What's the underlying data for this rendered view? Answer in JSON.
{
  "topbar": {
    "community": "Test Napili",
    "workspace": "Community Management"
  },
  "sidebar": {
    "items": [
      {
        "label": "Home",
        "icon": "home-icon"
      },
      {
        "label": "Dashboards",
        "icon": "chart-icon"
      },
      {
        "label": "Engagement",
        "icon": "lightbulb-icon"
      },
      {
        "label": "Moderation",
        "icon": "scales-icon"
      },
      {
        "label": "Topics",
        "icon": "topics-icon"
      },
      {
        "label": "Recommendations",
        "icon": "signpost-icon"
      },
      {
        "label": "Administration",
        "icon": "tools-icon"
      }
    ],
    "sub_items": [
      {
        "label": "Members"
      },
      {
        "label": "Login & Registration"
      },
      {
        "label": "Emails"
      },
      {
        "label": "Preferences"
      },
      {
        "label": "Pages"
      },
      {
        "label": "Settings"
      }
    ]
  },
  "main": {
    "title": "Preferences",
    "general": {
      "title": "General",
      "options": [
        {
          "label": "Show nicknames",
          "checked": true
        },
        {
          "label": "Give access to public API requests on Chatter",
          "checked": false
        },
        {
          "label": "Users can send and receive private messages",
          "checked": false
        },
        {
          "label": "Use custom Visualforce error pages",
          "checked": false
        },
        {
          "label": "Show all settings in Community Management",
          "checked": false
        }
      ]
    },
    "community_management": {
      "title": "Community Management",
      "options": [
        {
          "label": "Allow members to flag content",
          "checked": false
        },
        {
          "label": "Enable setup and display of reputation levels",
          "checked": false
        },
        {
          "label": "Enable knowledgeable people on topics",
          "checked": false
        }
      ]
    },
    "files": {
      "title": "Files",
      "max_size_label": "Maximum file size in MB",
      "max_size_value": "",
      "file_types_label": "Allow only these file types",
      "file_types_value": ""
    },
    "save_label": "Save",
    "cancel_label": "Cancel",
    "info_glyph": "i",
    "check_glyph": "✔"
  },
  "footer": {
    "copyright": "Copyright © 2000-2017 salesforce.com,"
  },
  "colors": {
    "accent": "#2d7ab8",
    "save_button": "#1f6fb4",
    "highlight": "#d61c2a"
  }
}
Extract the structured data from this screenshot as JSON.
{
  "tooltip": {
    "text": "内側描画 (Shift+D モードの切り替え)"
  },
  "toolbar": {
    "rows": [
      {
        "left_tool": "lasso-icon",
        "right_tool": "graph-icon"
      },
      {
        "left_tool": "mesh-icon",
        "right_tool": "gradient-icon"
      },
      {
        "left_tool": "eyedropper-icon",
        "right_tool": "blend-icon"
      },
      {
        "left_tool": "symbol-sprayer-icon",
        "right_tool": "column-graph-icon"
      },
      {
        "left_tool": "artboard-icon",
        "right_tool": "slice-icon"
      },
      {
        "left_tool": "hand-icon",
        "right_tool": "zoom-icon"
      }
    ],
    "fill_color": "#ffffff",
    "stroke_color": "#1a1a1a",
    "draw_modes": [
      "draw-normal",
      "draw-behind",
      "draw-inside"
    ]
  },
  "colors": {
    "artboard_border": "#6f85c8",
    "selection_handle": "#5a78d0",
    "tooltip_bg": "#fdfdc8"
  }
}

********************

▶ _STATED GOAL_
Check each line of the data above for the word "Show" and say how many lines contain it, giving nothing besides the number.

▶ _EXERCISE ANSWER_
2